From the entries provided below, copy each line that contains the word "排污许可管理条例".

# Extracted data entries
■ ■ ■
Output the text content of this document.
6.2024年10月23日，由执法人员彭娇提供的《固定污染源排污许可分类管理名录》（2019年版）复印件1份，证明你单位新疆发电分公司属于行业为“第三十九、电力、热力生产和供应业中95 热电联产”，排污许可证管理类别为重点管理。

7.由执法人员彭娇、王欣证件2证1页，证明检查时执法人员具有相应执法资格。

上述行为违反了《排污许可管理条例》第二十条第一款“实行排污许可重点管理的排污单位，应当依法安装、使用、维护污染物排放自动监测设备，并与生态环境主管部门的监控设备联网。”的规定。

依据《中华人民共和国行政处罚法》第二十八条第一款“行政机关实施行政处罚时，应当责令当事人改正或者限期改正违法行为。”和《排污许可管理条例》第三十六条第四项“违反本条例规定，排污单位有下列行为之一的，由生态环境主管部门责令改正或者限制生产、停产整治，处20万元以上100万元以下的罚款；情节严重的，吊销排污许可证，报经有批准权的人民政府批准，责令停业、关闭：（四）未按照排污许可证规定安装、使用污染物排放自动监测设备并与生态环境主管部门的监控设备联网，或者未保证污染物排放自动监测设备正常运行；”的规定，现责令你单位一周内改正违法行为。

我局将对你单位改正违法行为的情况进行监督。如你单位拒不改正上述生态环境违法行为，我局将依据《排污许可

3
■ ■ ■
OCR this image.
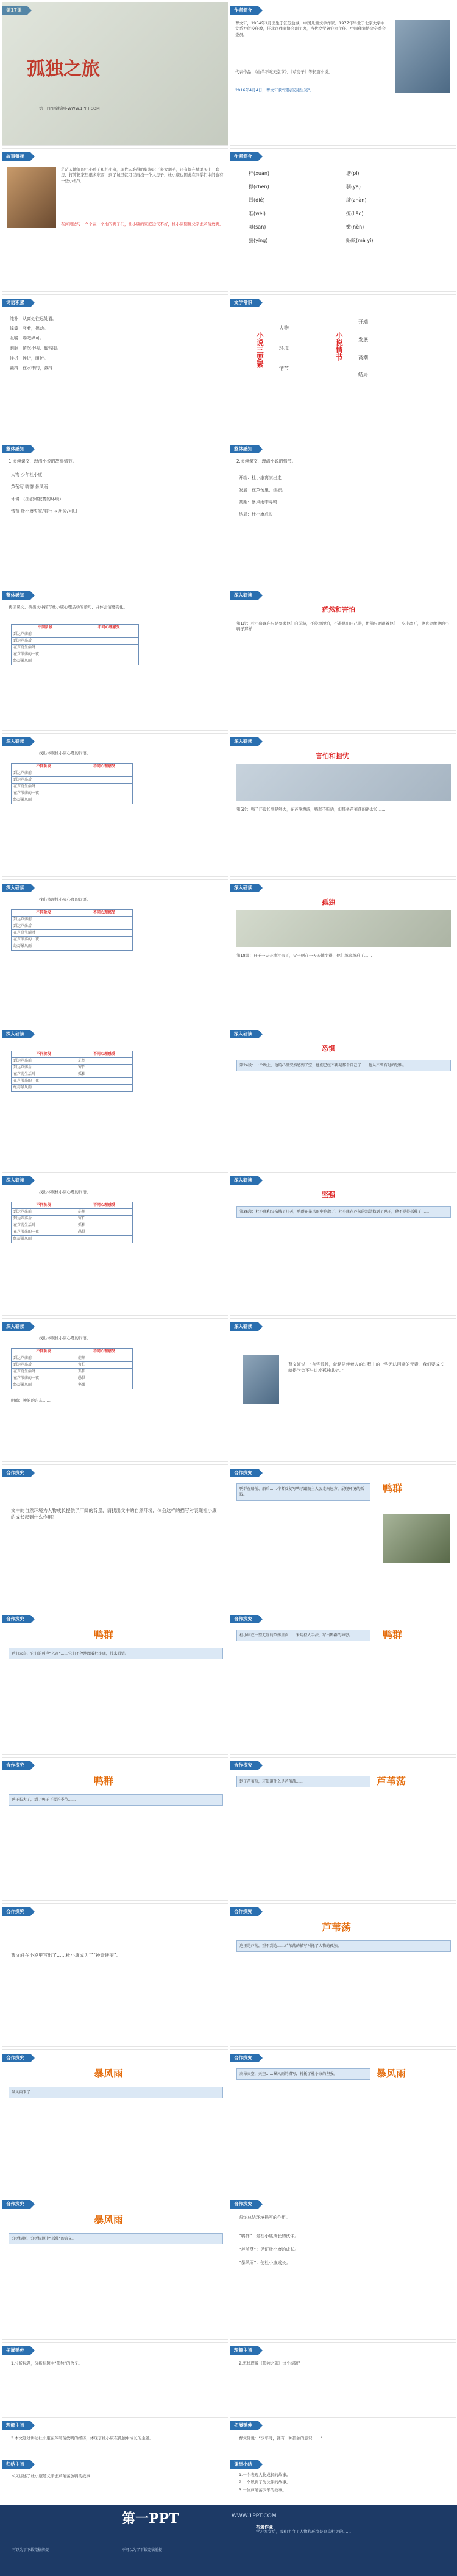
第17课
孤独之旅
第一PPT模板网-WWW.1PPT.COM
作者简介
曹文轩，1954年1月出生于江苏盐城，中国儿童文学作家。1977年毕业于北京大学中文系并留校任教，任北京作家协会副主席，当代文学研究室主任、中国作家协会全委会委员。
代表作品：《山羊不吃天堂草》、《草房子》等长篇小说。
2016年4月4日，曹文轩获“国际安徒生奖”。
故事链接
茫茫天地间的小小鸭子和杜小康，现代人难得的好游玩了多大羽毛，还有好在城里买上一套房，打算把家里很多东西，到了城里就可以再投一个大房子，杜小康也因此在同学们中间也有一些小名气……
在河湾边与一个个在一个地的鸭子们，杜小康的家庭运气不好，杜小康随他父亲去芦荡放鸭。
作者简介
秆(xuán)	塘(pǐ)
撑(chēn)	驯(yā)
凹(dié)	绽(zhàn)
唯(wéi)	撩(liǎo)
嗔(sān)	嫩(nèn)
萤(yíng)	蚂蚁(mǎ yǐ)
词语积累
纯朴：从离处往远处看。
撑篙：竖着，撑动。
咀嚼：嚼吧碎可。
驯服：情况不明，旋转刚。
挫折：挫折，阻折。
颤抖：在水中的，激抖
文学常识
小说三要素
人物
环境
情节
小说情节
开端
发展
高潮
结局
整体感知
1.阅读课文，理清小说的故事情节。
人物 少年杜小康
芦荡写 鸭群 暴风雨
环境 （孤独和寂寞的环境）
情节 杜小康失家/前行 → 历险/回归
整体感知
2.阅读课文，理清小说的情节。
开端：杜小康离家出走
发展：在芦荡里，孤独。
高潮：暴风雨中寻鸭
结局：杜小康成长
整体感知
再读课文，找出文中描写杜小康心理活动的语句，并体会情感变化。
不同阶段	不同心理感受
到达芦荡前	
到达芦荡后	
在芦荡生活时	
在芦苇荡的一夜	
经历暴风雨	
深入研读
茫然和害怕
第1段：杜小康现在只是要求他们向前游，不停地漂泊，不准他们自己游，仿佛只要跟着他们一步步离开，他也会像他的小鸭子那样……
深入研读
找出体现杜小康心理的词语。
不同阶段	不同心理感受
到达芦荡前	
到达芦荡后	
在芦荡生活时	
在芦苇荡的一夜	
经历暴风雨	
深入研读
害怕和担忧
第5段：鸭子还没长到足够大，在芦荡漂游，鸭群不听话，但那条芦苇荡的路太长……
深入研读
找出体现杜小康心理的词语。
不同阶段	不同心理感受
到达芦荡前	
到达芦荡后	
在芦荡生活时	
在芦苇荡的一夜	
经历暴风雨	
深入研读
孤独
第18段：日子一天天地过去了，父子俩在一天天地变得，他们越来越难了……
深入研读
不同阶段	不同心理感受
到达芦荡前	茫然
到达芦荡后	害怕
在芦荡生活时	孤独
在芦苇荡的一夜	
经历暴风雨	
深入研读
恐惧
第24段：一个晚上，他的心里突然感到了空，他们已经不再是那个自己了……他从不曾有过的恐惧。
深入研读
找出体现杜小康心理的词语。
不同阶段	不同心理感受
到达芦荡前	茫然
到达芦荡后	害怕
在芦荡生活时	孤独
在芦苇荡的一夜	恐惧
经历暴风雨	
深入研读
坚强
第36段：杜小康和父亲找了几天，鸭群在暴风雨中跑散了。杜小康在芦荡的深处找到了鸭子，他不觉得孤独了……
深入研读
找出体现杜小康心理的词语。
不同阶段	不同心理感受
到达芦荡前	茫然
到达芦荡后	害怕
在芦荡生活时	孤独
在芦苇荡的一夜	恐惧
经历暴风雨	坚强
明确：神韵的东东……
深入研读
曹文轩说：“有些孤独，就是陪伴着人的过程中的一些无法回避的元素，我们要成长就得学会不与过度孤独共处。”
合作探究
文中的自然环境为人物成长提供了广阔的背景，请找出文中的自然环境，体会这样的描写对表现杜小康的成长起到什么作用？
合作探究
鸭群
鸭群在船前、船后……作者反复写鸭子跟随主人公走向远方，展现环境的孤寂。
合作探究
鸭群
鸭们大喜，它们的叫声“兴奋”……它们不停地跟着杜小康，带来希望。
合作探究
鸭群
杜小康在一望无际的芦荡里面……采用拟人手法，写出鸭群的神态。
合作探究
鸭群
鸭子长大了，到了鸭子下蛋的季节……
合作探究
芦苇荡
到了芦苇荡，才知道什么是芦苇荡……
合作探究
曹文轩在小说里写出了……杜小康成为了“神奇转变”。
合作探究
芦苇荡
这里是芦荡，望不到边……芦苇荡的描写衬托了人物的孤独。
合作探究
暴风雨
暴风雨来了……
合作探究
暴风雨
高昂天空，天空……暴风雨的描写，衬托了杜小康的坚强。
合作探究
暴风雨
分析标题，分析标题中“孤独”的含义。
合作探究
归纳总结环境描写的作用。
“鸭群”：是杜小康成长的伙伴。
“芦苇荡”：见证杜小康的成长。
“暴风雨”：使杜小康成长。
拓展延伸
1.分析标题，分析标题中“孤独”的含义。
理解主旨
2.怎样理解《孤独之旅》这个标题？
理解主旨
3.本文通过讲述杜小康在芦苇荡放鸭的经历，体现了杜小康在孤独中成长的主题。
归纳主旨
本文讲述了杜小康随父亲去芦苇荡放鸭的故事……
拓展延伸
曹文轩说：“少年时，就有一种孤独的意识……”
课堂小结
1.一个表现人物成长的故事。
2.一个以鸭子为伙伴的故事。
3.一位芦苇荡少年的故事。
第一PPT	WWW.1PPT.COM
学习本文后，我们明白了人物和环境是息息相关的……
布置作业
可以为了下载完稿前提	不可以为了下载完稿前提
■ ■ ■
# Output
上述行为违反了《排污许可管理条例》第二十条第一款“实行排污许可重点管理的排污单位，应当依法安装、使用、维护污染物排放自动监测设备，并与生态环境主管部门的监控设备联网。”的规定。
依据《中华人民共和国行政处罚法》第二十八条第一款“行政机关实施行政处罚时，应当责令当事人改正或者限期改正违法行为。”和《排污许可管理条例》第三十六条第四项“违反本条例规定，排污单位有下列行为之一的，由生态环境主管部门责令改正或者限制生产、停产整治，处20万元以上100万元以下的罚款；情节严重的，吊销排污许可证，报经有批准权的人民政府批准，责令停业、关闭：（四）未按照排污许可证规定安装、使用污染物排放自动监测设备并与生态环境主管部门的监控设备联网，或者未保证污染物排放自动监测设备正常运行；”的规定，现责令你单位一周内改正违法行为。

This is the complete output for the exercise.